Data section ::
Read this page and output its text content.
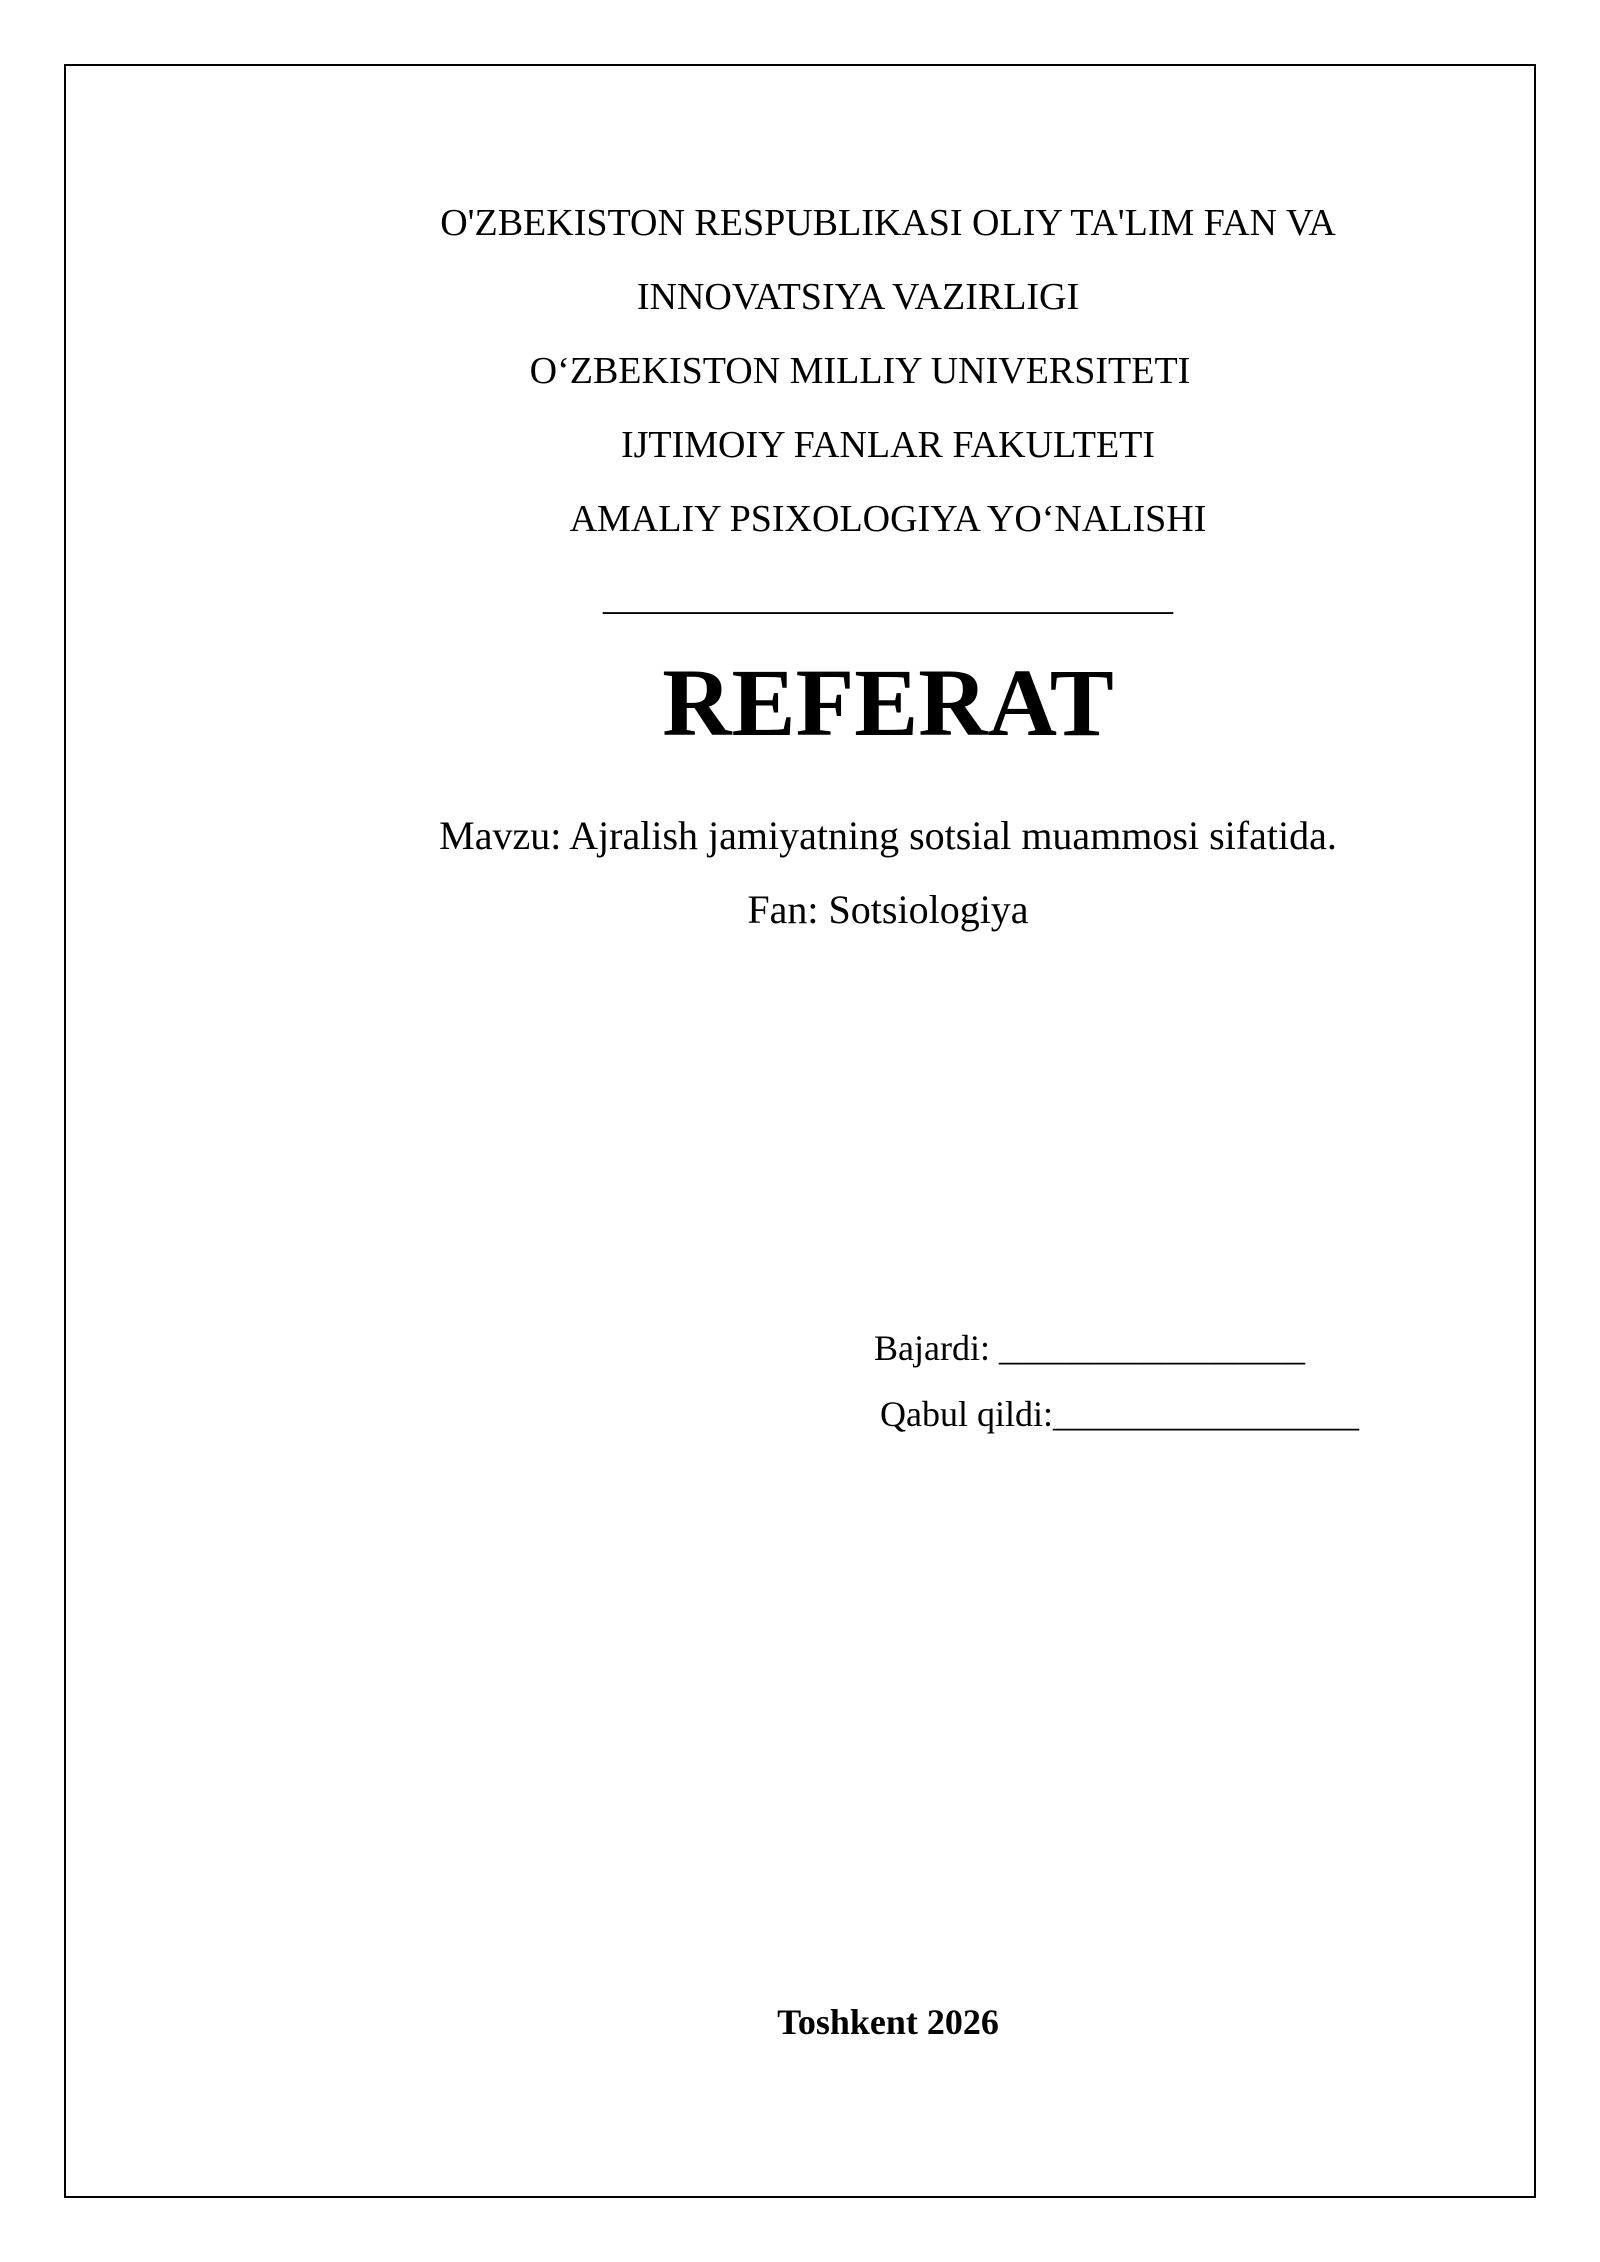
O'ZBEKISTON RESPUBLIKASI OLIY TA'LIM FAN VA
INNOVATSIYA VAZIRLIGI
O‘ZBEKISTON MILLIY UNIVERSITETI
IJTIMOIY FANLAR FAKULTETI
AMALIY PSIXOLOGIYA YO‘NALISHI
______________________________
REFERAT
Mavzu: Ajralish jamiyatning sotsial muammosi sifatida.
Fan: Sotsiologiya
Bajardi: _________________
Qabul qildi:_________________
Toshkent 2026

...

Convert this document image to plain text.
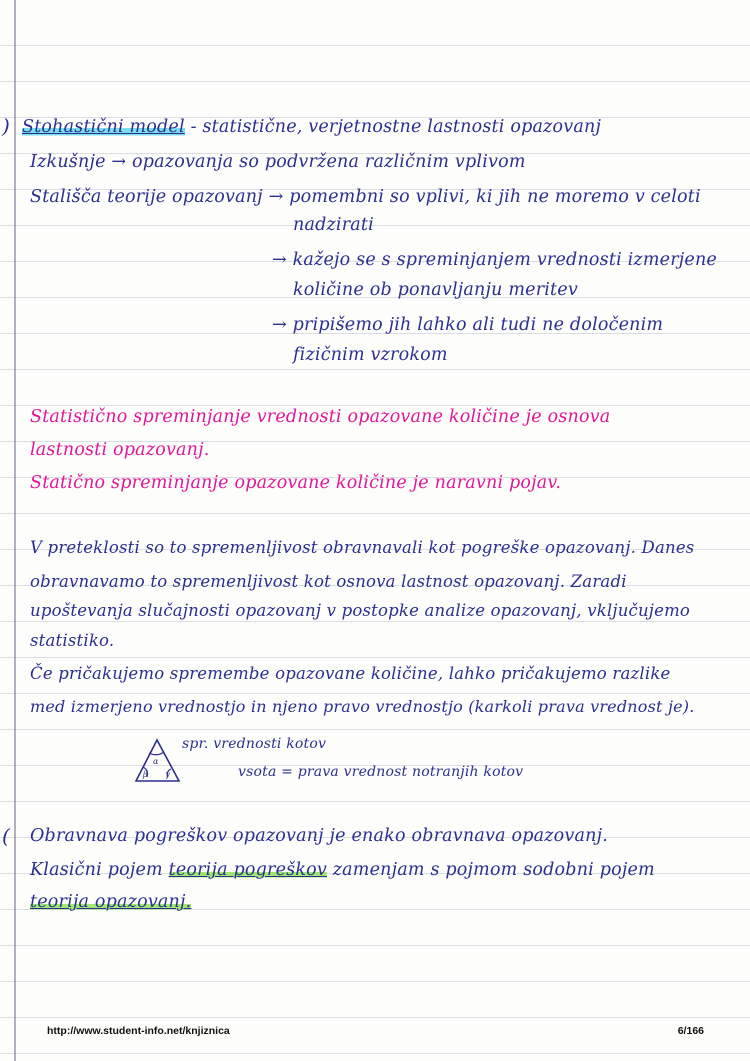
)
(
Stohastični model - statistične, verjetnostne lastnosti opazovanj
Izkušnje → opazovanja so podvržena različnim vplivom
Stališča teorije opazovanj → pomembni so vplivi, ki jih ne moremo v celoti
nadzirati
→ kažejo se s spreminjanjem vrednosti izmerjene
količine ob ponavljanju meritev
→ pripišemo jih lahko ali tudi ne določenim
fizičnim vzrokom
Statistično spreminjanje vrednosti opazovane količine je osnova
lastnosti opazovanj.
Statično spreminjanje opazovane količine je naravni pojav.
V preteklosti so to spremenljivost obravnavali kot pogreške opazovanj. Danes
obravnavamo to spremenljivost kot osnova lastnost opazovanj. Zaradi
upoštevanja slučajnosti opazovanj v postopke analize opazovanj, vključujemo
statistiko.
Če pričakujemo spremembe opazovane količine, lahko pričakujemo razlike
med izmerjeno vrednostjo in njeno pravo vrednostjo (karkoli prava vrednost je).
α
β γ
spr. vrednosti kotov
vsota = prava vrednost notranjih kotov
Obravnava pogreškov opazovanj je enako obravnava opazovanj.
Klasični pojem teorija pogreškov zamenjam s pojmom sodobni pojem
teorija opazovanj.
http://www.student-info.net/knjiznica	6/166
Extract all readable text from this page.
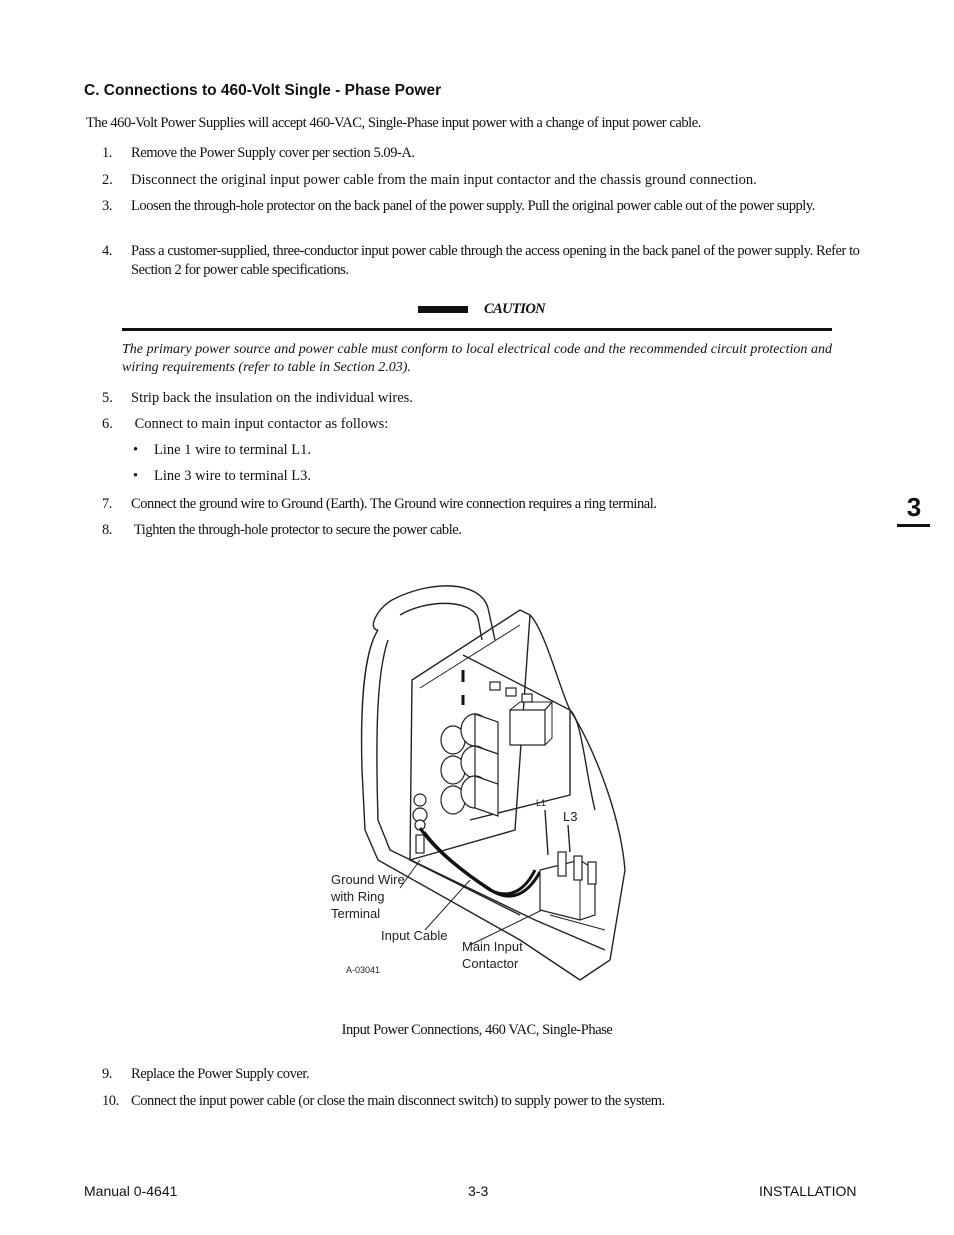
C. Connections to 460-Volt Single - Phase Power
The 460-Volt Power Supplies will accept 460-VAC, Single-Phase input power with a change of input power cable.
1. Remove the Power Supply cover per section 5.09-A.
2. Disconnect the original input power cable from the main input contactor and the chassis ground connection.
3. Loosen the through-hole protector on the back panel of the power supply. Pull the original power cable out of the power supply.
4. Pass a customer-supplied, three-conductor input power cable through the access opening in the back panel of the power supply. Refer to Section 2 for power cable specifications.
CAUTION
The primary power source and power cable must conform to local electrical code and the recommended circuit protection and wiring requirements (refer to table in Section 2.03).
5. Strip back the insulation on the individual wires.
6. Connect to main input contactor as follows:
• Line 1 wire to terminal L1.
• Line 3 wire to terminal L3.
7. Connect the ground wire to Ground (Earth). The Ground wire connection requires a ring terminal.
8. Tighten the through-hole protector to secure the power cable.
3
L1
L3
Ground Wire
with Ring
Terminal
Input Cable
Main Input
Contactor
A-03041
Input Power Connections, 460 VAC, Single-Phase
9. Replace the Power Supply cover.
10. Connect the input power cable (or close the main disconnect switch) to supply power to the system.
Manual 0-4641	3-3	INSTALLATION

--

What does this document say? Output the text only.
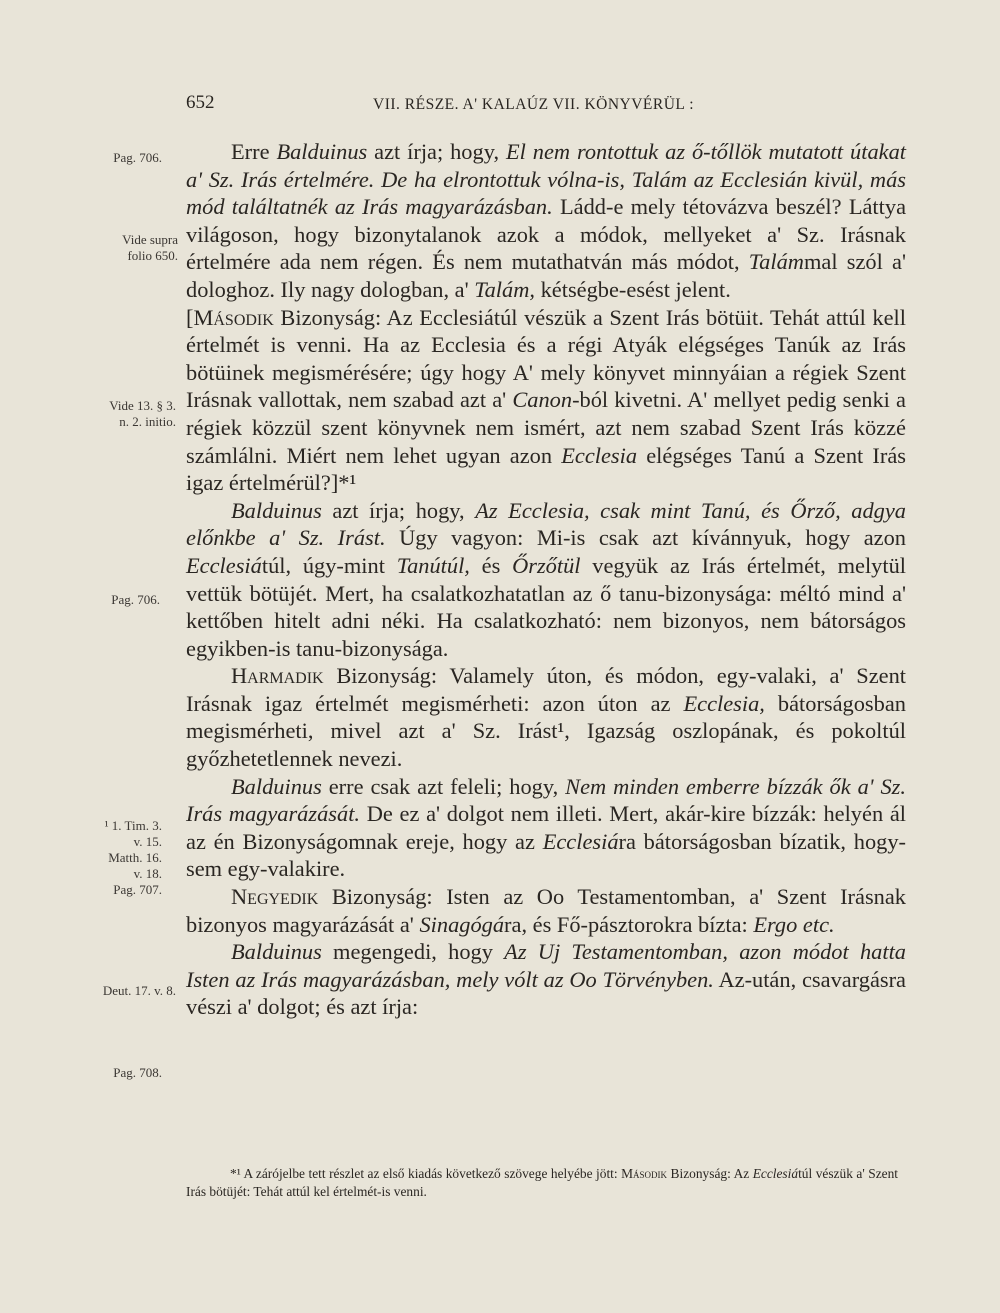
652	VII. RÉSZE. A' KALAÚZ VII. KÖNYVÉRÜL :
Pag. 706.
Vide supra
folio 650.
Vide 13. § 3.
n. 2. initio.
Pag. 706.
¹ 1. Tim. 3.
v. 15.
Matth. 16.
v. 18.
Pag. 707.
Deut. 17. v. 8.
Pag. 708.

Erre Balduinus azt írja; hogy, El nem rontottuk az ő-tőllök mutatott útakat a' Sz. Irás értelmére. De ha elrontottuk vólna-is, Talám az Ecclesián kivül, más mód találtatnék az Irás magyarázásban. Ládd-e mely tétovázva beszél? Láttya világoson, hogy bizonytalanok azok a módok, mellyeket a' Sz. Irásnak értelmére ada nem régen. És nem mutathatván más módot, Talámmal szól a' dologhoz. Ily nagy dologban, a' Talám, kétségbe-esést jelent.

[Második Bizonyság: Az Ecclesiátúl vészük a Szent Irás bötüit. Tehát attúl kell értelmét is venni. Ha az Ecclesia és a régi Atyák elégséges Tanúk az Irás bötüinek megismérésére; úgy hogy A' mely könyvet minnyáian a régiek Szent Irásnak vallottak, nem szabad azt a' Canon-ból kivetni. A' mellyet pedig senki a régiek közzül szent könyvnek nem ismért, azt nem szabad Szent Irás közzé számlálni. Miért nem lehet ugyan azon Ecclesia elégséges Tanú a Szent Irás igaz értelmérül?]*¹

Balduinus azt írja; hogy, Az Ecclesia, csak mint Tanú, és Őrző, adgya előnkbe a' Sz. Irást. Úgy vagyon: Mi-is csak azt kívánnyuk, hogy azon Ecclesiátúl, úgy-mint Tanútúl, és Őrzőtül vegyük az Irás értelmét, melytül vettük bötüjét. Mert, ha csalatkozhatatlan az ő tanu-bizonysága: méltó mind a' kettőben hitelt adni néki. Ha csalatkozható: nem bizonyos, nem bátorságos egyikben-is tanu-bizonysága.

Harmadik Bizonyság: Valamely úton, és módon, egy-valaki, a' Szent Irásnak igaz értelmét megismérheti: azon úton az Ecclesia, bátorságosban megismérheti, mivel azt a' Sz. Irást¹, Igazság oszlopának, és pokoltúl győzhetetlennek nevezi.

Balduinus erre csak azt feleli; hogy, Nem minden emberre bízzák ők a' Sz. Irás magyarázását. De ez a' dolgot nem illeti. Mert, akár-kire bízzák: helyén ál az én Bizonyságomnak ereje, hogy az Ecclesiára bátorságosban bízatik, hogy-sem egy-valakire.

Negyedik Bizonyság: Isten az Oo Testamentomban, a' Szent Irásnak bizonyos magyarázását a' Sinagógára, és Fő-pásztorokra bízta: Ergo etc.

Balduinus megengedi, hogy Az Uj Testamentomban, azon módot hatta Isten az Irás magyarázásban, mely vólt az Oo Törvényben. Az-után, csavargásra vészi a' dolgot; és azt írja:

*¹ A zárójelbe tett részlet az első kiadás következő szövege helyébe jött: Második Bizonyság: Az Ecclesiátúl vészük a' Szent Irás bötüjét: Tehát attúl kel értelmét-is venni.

Brief ::
Every line of the records that includes the word "Phase" should be gathered.

Correct output ::
C. Connections to 460-Volt Single - Phase Power
The 460-Volt Power Supplies will accept 460-VAC, Single-Phase input power with a change of input power cable.
Input Power Connections, 460 VAC, Single-Phase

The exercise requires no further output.